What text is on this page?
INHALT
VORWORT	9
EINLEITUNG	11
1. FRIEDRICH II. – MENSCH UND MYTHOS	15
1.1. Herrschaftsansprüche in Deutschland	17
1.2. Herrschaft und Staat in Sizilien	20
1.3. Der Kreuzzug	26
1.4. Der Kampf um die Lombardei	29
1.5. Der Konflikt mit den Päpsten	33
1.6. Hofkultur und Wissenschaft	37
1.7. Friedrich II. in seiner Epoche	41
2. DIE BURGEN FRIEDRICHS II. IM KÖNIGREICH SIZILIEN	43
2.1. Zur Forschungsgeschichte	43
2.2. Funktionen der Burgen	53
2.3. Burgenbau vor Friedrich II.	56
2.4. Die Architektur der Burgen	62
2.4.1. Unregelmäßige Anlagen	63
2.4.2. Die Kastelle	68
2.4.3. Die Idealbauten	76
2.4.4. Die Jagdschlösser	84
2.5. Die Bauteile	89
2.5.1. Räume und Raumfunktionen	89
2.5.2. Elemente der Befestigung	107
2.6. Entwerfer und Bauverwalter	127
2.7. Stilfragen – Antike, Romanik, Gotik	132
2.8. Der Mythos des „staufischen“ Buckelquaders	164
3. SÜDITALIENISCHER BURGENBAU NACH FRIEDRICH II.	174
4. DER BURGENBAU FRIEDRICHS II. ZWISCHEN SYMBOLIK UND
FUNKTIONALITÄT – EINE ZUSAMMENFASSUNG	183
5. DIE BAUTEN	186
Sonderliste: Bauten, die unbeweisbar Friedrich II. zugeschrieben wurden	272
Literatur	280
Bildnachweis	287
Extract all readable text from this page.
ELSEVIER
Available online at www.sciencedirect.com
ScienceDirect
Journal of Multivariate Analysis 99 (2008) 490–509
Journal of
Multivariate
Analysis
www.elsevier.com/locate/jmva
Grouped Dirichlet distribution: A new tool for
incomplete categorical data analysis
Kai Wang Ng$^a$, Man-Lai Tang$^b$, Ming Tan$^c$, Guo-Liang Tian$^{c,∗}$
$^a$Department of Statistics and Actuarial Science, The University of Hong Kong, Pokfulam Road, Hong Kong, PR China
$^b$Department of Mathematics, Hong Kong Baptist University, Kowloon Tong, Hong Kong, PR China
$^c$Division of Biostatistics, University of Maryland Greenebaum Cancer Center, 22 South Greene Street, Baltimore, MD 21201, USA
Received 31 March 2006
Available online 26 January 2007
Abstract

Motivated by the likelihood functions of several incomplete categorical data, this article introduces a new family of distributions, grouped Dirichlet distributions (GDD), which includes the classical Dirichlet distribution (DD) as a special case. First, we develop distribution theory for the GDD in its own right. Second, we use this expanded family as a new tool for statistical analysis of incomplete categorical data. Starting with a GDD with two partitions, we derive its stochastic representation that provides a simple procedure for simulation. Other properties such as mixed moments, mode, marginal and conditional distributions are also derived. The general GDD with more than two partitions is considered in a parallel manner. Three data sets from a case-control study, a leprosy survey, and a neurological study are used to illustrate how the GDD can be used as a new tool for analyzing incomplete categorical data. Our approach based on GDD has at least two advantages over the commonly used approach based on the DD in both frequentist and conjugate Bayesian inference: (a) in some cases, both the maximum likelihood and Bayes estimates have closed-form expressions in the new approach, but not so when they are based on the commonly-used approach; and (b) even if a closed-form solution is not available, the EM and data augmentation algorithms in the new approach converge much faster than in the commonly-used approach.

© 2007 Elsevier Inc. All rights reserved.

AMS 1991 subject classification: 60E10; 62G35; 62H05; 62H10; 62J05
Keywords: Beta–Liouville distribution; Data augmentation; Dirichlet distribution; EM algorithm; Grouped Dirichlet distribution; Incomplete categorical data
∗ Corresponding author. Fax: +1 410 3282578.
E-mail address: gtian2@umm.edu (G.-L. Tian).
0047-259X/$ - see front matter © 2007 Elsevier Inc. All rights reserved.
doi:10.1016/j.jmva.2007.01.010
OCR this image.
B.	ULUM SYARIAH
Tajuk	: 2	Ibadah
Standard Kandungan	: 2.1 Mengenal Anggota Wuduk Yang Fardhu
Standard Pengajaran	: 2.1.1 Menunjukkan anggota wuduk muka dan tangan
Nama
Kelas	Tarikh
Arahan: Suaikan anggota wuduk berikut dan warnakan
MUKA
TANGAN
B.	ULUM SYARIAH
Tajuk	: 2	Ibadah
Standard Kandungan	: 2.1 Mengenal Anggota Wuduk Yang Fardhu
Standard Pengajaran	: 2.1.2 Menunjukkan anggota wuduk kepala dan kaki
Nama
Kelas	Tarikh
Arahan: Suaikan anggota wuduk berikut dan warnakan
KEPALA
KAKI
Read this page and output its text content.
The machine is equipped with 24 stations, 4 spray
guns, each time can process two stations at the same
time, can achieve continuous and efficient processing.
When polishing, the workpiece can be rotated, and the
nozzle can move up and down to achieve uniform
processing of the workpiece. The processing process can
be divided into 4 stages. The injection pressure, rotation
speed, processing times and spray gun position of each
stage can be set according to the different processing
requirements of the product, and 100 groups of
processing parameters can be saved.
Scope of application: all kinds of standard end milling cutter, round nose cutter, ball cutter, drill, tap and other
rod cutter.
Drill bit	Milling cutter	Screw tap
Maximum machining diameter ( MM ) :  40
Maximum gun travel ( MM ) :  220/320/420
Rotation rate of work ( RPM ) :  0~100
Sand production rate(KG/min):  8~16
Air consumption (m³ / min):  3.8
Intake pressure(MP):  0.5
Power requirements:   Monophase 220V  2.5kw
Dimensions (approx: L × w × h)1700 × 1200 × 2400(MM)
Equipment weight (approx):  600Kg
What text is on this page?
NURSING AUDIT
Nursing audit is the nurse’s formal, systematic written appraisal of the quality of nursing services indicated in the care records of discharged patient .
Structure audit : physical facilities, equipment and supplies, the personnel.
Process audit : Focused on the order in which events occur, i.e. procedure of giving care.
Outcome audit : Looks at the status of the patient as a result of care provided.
:::
◆ Written instruction ◆
Quote each line of the listing above exactly.

◆ Task output ◆
What text is on this page?
INHALT
VORWORT	9
EINLEITUNG	11
1. FRIEDRICH II. – MENSCH UND MYTHOS	15
1.1. Herrschaftsansprüche in Deutschland	17
1.2. Herrschaft und Staat in Sizilien	20
1.3. Der Kreuzzug	26
1.4. Der Kampf um die Lombardei	29
1.5. Der Konflikt mit den Päpsten	33
1.6. Hofkultur und Wissenschaft	37
1.7. Friedrich II. in seiner Epoche	41
2. DIE BURGEN FRIEDRICHS II. IM KÖNIGREICH SIZILIEN	43
2.1. Zur Forschungsgeschichte	43
2.2. Funktionen der Burgen	53
2.3. Burgenbau vor Friedrich II.	56
2.4. Die Architektur der Burgen	62
2.4.1. Unregelmäßige Anlagen	63
2.4.2. Die Kastelle	68
2.4.3. Die Idealbauten	76
2.4.4. Die Jagdschlösser	84
2.5. Die Bauteile	89
2.5.1. Räume und Raumfunktionen	89
2.5.2. Elemente der Befestigung	107
2.6. Entwerfer und Bauverwalter	127
2.7. Stilfragen – Antike, Romanik, Gotik	132
2.8. Der Mythos des „staufischen“ Buckelquaders	164
3. SÜDITALIENISCHER BURGENBAU NACH FRIEDRICH II.	174
4. DER BURGENBAU FRIEDRICHS II. ZWISCHEN SYMBOLIK UND
FUNKTIONALITÄT – EINE ZUSAMMENFASSUNG	183
5. DIE BAUTEN	186
Sonderliste: Bauten, die unbeweisbar Friedrich II. zugeschrieben wurden	272
Literatur	280
Bildnachweis	287
Extract all readable text from this page.
ELSEVIER
Available online at www.sciencedirect.com
ScienceDirect
Journal of Multivariate Analysis 99 (2008) 490–509
Journal of
Multivariate
Analysis
www.elsevier.com/locate/jmva
Grouped Dirichlet distribution: A new tool for
incomplete categorical data analysis
Kai Wang Ng$^a$, Man-Lai Tang$^b$, Ming Tan$^c$, Guo-Liang Tian$^{c,∗}$
$^a$Department of Statistics and Actuarial Science, The University of Hong Kong, Pokfulam Road, Hong Kong, PR China
$^b$Department of Mathematics, Hong Kong Baptist University, Kowloon Tong, Hong Kong, PR China
$^c$Division of Biostatistics, University of Maryland Greenebaum Cancer Center, 22 South Greene Street, Baltimore, MD 21201, USA
Received 31 March 2006
Available online 26 January 2007
Abstract

Motivated by the likelihood functions of several incomplete categorical data, this article introduces a new family of distributions, grouped Dirichlet distributions (GDD), which includes the classical Dirichlet distribution (DD) as a special case. First, we develop distribution theory for the GDD in its own right. Second, we use this expanded family as a new tool for statistical analysis of incomplete categorical data. Starting with a GDD with two partitions, we derive its stochastic representation that provides a simple procedure for simulation. Other properties such as mixed moments, mode, marginal and conditional distributions are also derived. The general GDD with more than two partitions is considered in a parallel manner. Three data sets from a case-control study, a leprosy survey, and a neurological study are used to illustrate how the GDD can be used as a new tool for analyzing incomplete categorical data. Our approach based on GDD has at least two advantages over the commonly used approach based on the DD in both frequentist and conjugate Bayesian inference: (a) in some cases, both the maximum likelihood and Bayes estimates have closed-form expressions in the new approach, but not so when they are based on the commonly-used approach; and (b) even if a closed-form solution is not available, the EM and data augmentation algorithms in the new approach converge much faster than in the commonly-used approach.

© 2007 Elsevier Inc. All rights reserved.

AMS 1991 subject classification: 60E10; 62G35; 62H05; 62H10; 62J05
Keywords: Beta–Liouville distribution; Data augmentation; Dirichlet distribution; EM algorithm; Grouped Dirichlet distribution; Incomplete categorical data
∗ Corresponding author. Fax: +1 410 3282578.
E-mail address: gtian2@umm.edu (G.-L. Tian).
0047-259X/$ - see front matter © 2007 Elsevier Inc. All rights reserved.
doi:10.1016/j.jmva.2007.01.010
OCR this image.
B.	ULUM SYARIAH
Tajuk	: 2	Ibadah
Standard Kandungan	: 2.1 Mengenal Anggota Wuduk Yang Fardhu
Standard Pengajaran	: 2.1.1 Menunjukkan anggota wuduk muka dan tangan
Nama
Kelas	Tarikh
Arahan: Suaikan anggota wuduk berikut dan warnakan
MUKA
TANGAN
B.	ULUM SYARIAH
Tajuk	: 2	Ibadah
Standard Kandungan	: 2.1 Mengenal Anggota Wuduk Yang Fardhu
Standard Pengajaran	: 2.1.2 Menunjukkan anggota wuduk kepala dan kaki
Nama
Kelas	Tarikh
Arahan: Suaikan anggota wuduk berikut dan warnakan
KEPALA
KAKI
Read this page and output its text content.
The machine is equipped with 24 stations, 4 spray
guns, each time can process two stations at the same
time, can achieve continuous and efficient processing.
When polishing, the workpiece can be rotated, and the
nozzle can move up and down to achieve uniform
processing of the workpiece. The processing process can
be divided into 4 stages. The injection pressure, rotation
speed, processing times and spray gun position of each
stage can be set according to the different processing
requirements of the product, and 100 groups of
processing parameters can be saved.
Scope of application: all kinds of standard end milling cutter, round nose cutter, ball cutter, drill, tap and other
rod cutter.
Drill bit	Milling cutter	Screw tap
Maximum machining diameter ( MM ) :  40
Maximum gun travel ( MM ) :  220/320/420
Rotation rate of work ( RPM ) :  0~100
Sand production rate(KG/min):  8~16
Air consumption (m³ / min):  3.8
Intake pressure(MP):  0.5
Power requirements:   Monophase 220V  2.5kw
Dimensions (approx: L × w × h)1700 × 1200 × 2400(MM)
Equipment weight (approx):  600Kg
What text is on this page?
NURSING AUDIT
Nursing audit is the nurse’s formal, systematic written appraisal of the quality of nursing services indicated in the care records of discharged patient .
Structure audit : physical facilities, equipment and supplies, the personnel.
Process audit : Focused on the order in which events occur, i.e. procedure of giving care.
Outcome audit : Looks at the status of the patient as a result of care provided.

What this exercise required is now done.